>> Begin Extracted records

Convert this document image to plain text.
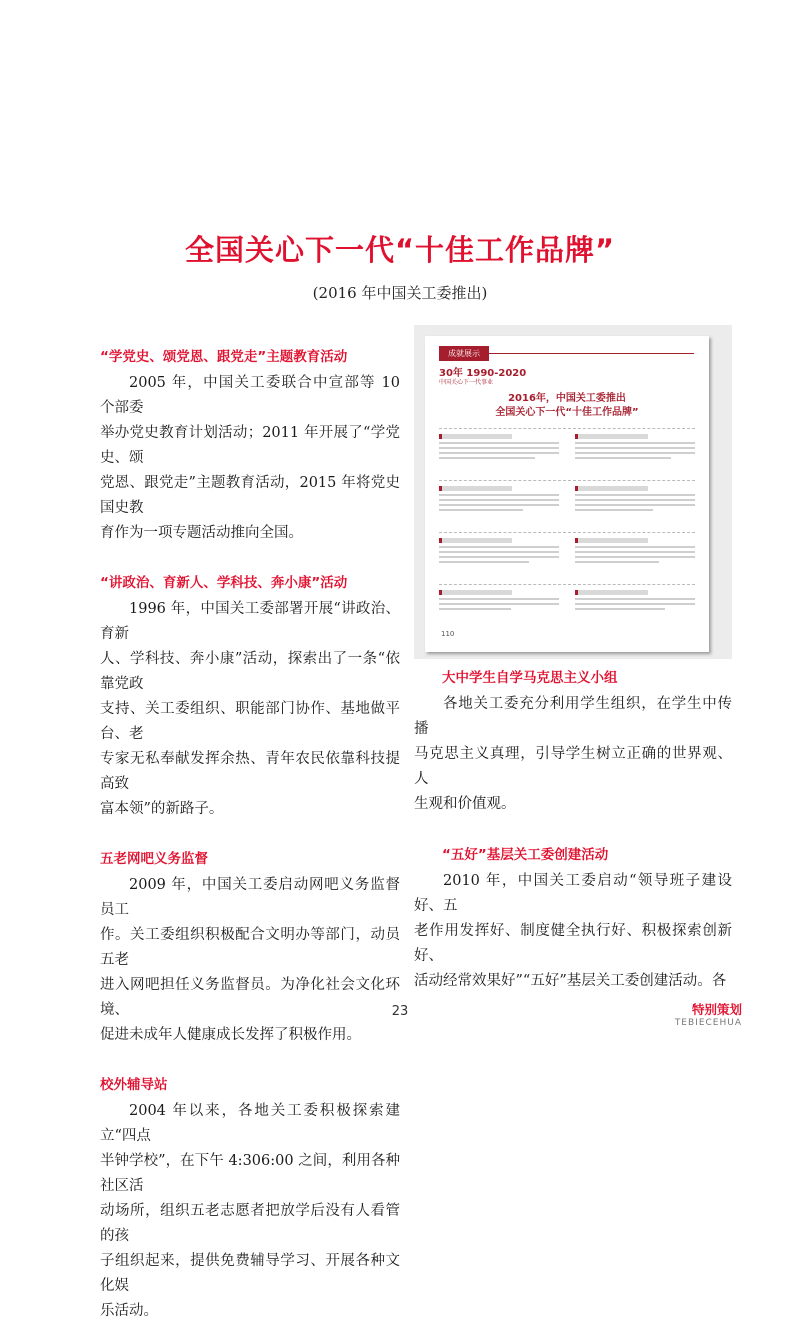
全国关心下一代“十佳工作品牌”
(2016 年中国关工委推出)
“学党史、颂党恩、跟党走”主题教育活动

2005 年，中国关工委联合中宣部等 10 个部委

举办党史教育计划活动；2011 年开展了“学党史、颂

党恩、跟党走”主题教育活动，2015 年将党史国史教

育作为一项专题活动推向全国。

“讲政治、育新人、学科技、奔小康”活动

1996 年，中国关工委部署开展“讲政治、育新

人、学科技、奔小康”活动，探索出了一条“依靠党政

支持、关工委组织、职能部门协作、基地做平台、老

专家无私奉献发挥余热、青年农民依靠科技提高致

富本领”的新路子。

五老网吧义务监督

2009 年，中国关工委启动网吧义务监督员工

作。关工委组织积极配合文明办等部门，动员五老

进入网吧担任义务监督员。为净化社会文化环境、

促进未成年人健康成长发挥了积极作用。

校外辅导站

2004 年以来，各地关工委积极探索建立“四点

半钟学校”，在下午 4:306:00 之间，利用各种社区活

动场所，组织五老志愿者把放学后没有人看管的孩

子组织起来，提供免费辅导学习、开展各种文化娱

乐活动。

成就展示
30年 1990-2020
中国关心下一代事业
2016年，中国关工委推出
全国关心下一代“十佳工作品牌”
110
大中学生自学马克思主义小组

各地关工委充分利用学生组织，在学生中传播

马克思主义真理，引导学生树立正确的世界观、人

生观和价值观。

“五好”基层关工委创建活动

2010 年，中国关工委启动“领导班子建设好、五

老作用发挥好、制度健全执行好、积极探索创新好、

活动经常效果好”“五好”基层关工委创建活动。各

23	特别策划
TEBIECEHUA
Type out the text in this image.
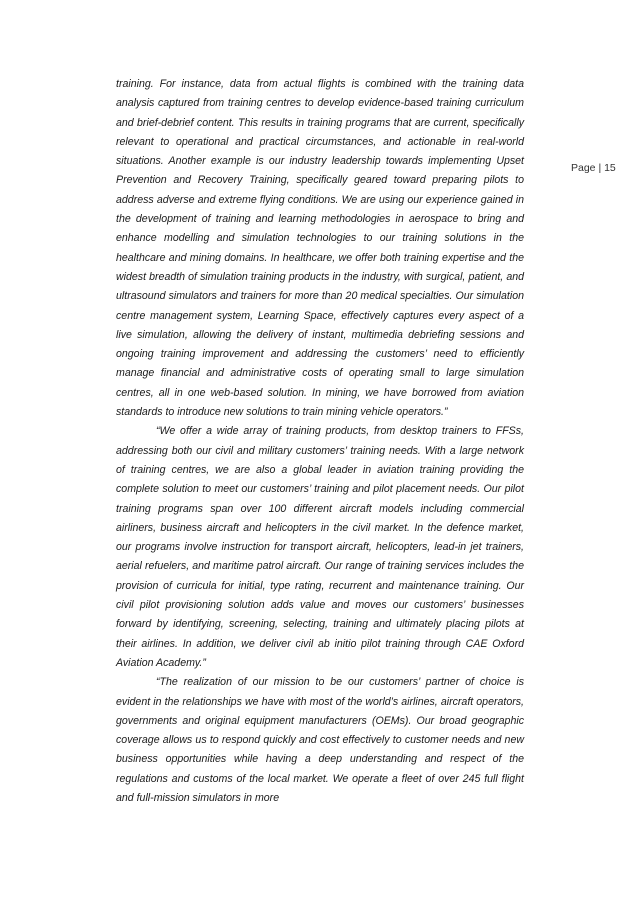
Page | 15

training. For instance, data from actual flights is combined with the training data analysis captured from training centres to develop evidence-based training curriculum and brief-debrief content. This results in training programs that are current, specifically relevant to operational and practical circumstances, and actionable in real-world situations. Another example is our industry leadership towards implementing Upset Prevention and Recovery Training, specifically geared toward preparing pilots to address adverse and extreme flying conditions. We are using our experience gained in the development of training and learning methodologies in aerospace to bring and enhance modelling and simulation technologies to our training solutions in the healthcare and mining domains. In healthcare, we offer both training expertise and the widest breadth of simulation training products in the industry, with surgical, patient, and ultrasound simulators and trainers for more than 20 medical specialties. Our simulation centre management system, Learning Space, effectively captures every aspect of a live simulation, allowing the delivery of instant, multimedia debriefing sessions and ongoing training improvement and addressing the customers’ need to efficiently manage financial and administrative costs of operating small to large simulation centres, all in one web-based solution. In mining, we have borrowed from aviation standards to introduce new solutions to train mining vehicle operators.”

“We offer a wide array of training products, from desktop trainers to FFSs, addressing both our civil and military customers’ training needs. With a large network of training centres, we are also a global leader in aviation training providing the complete solution to meet our customers’ training and pilot placement needs. Our pilot training programs span over 100 different aircraft models including commercial airliners, business aircraft and helicopters in the civil market. In the defence market, our programs involve instruction for transport aircraft, helicopters, lead-in jet trainers, aerial refuelers, and maritime patrol aircraft. Our range of training services includes the provision of curricula for initial, type rating, recurrent and maintenance training. Our civil pilot provisioning solution adds value and moves our customers’ businesses forward by identifying, screening, selecting, training and ultimately placing pilots at their airlines. In addition, we deliver civil ab initio pilot training through CAE Oxford Aviation Academy.”

“The realization of our mission to be our customers’ partner of choice is evident in the relationships we have with most of the world’s airlines, aircraft operators, governments and original equipment manufacturers (OEMs). Our broad geographic coverage allows us to respond quickly and cost effectively to customer needs and new business opportunities while having a deep understanding and respect of the regulations and customs of the local market. We operate a fleet of over 245 full flight and full-mission simulators in more
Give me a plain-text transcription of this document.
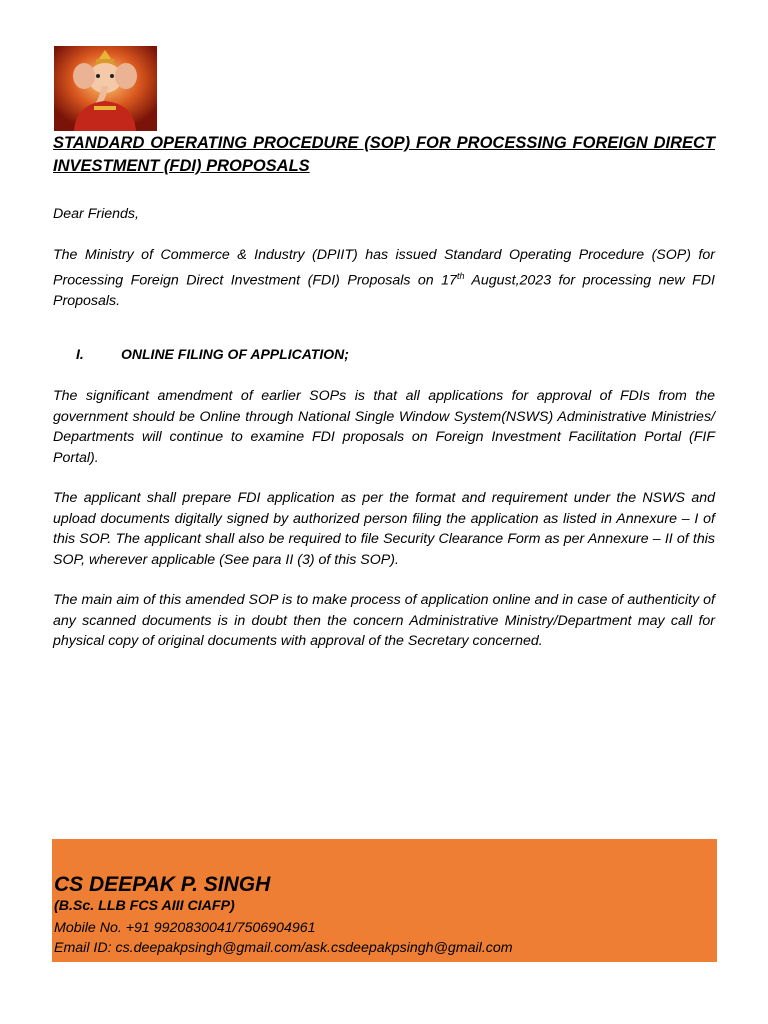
STANDARD OPERATING PROCEDURE (SOP) FOR PROCESSING FOREIGN DIRECT INVESTMENT (FDI) PROPOSALS
Dear Friends,
The Ministry of Commerce & Industry (DPIIT) has issued Standard Operating Procedure (SOP) for Processing Foreign Direct Investment (FDI) Proposals on 17th August,2023 for processing new FDI Proposals.
I.	ONLINE FILING OF APPLICATION;
The significant amendment of earlier SOPs is that all applications for approval of FDIs from the government should be Online through National Single Window System(NSWS) Administrative Ministries/ Departments will continue to examine FDI proposals on Foreign Investment Facilitation Portal (FIF Portal).
The applicant shall prepare FDI application as per the format and requirement under the NSWS and upload documents digitally signed by authorized person filing the application as listed in Annexure – I of this SOP. The applicant shall also be required to file Security Clearance Form as per Annexure – II of this SOP, wherever applicable (See para II (3) of this SOP).
The main aim of this amended SOP is to make process of application online and in case of authenticity of any scanned documents is in doubt then the concern Administrative Ministry/Department may call for physical copy of original documents with approval of the Secretary concerned.
CS DEEPAK P. SINGH
(B.Sc. LLB FCS AIII CIAFP)
Mobile No. +91 9920830041/7506904961
Email ID: cs.deepakpsingh@gmail.com/ask.csdeepakpsingh@gmail.com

>> End Extracted records

**The exercise**: Quote in full the listing given above; the images are to be left out.

**Task output**:
Convert this document image to plain text.
全国关心下一代“十佳工作品牌”
(2016 年中国关工委推出)
“学党史、颂党恩、跟党走”主题教育活动

2005 年，中国关工委联合中宣部等 10 个部委

举办党史教育计划活动；2011 年开展了“学党史、颂

党恩、跟党走”主题教育活动，2015 年将党史国史教

育作为一项专题活动推向全国。

“讲政治、育新人、学科技、奔小康”活动

1996 年，中国关工委部署开展“讲政治、育新

人、学科技、奔小康”活动，探索出了一条“依靠党政

支持、关工委组织、职能部门协作、基地做平台、老

专家无私奉献发挥余热、青年农民依靠科技提高致

富本领”的新路子。

五老网吧义务监督

2009 年，中国关工委启动网吧义务监督员工

作。关工委组织积极配合文明办等部门，动员五老

进入网吧担任义务监督员。为净化社会文化环境、

促进未成年人健康成长发挥了积极作用。

校外辅导站

2004 年以来，各地关工委积极探索建立“四点

半钟学校”，在下午 4:306:00 之间，利用各种社区活

动场所，组织五老志愿者把放学后没有人看管的孩

子组织起来，提供免费辅导学习、开展各种文化娱

乐活动。

成就展示
30年 1990-2020
中国关心下一代事业
2016年，中国关工委推出
全国关心下一代“十佳工作品牌”
110
大中学生自学马克思主义小组

各地关工委充分利用学生组织，在学生中传播

马克思主义真理，引导学生树立正确的世界观、人

生观和价值观。

“五好”基层关工委创建活动

2010 年，中国关工委启动“领导班子建设好、五

老作用发挥好、制度健全执行好、积极探索创新好、

活动经常效果好”“五好”基层关工委创建活动。各

23	特别策划
TEBIECEHUA
Type out the text in this image.
Page | 15

training. For instance, data from actual flights is combined with the training data analysis captured from training centres to develop evidence-based training curriculum and brief-debrief content. This results in training programs that are current, specifically relevant to operational and practical circumstances, and actionable in real-world situations. Another example is our industry leadership towards implementing Upset Prevention and Recovery Training, specifically geared toward preparing pilots to address adverse and extreme flying conditions. We are using our experience gained in the development of training and learning methodologies in aerospace to bring and enhance modelling and simulation technologies to our training solutions in the healthcare and mining domains. In healthcare, we offer both training expertise and the widest breadth of simulation training products in the industry, with surgical, patient, and ultrasound simulators and trainers for more than 20 medical specialties. Our simulation centre management system, Learning Space, effectively captures every aspect of a live simulation, allowing the delivery of instant, multimedia debriefing sessions and ongoing training improvement and addressing the customers’ need to efficiently manage financial and administrative costs of operating small to large simulation centres, all in one web-based solution. In mining, we have borrowed from aviation standards to introduce new solutions to train mining vehicle operators.”

“We offer a wide array of training products, from desktop trainers to FFSs, addressing both our civil and military customers’ training needs. With a large network of training centres, we are also a global leader in aviation training providing the complete solution to meet our customers’ training and pilot placement needs. Our pilot training programs span over 100 different aircraft models including commercial airliners, business aircraft and helicopters in the civil market. In the defence market, our programs involve instruction for transport aircraft, helicopters, lead-in jet trainers, aerial refuelers, and maritime patrol aircraft. Our range of training services includes the provision of curricula for initial, type rating, recurrent and maintenance training. Our civil pilot provisioning solution adds value and moves our customers’ businesses forward by identifying, screening, selecting, training and ultimately placing pilots at their airlines. In addition, we deliver civil ab initio pilot training through CAE Oxford Aviation Academy.”

“The realization of our mission to be our customers’ partner of choice is evident in the relationships we have with most of the world’s airlines, aircraft operators, governments and original equipment manufacturers (OEMs). Our broad geographic coverage allows us to respond quickly and cost effectively to customer needs and new business opportunities while having a deep understanding and respect of the regulations and customs of the local market. We operate a fleet of over 245 full flight and full-mission simulators in more
Give me a plain-text transcription of this document.
STANDARD OPERATING PROCEDURE (SOP) FOR PROCESSING FOREIGN DIRECT INVESTMENT (FDI) PROPOSALS
Dear Friends,
The Ministry of Commerce & Industry (DPIIT) has issued Standard Operating Procedure (SOP) for Processing Foreign Direct Investment (FDI) Proposals on 17th August,2023 for processing new FDI Proposals.
I.	ONLINE FILING OF APPLICATION;
The significant amendment of earlier SOPs is that all applications for approval of FDIs from the government should be Online through National Single Window System(NSWS) Administrative Ministries/ Departments will continue to examine FDI proposals on Foreign Investment Facilitation Portal (FIF Portal).
The applicant shall prepare FDI application as per the format and requirement under the NSWS and upload documents digitally signed by authorized person filing the application as listed in Annexure – I of this SOP. The applicant shall also be required to file Security Clearance Form as per Annexure – II of this SOP, wherever applicable (See para II (3) of this SOP).
The main aim of this amended SOP is to make process of application online and in case of authenticity of any scanned documents is in doubt then the concern Administrative Ministry/Department may call for physical copy of original documents with approval of the Secretary concerned.
CS DEEPAK P. SINGH
(B.Sc. LLB FCS AIII CIAFP)
Mobile No. +91 9920830041/7506904961
Email ID: cs.deepakpsingh@gmail.com/ask.csdeepakpsingh@gmail.com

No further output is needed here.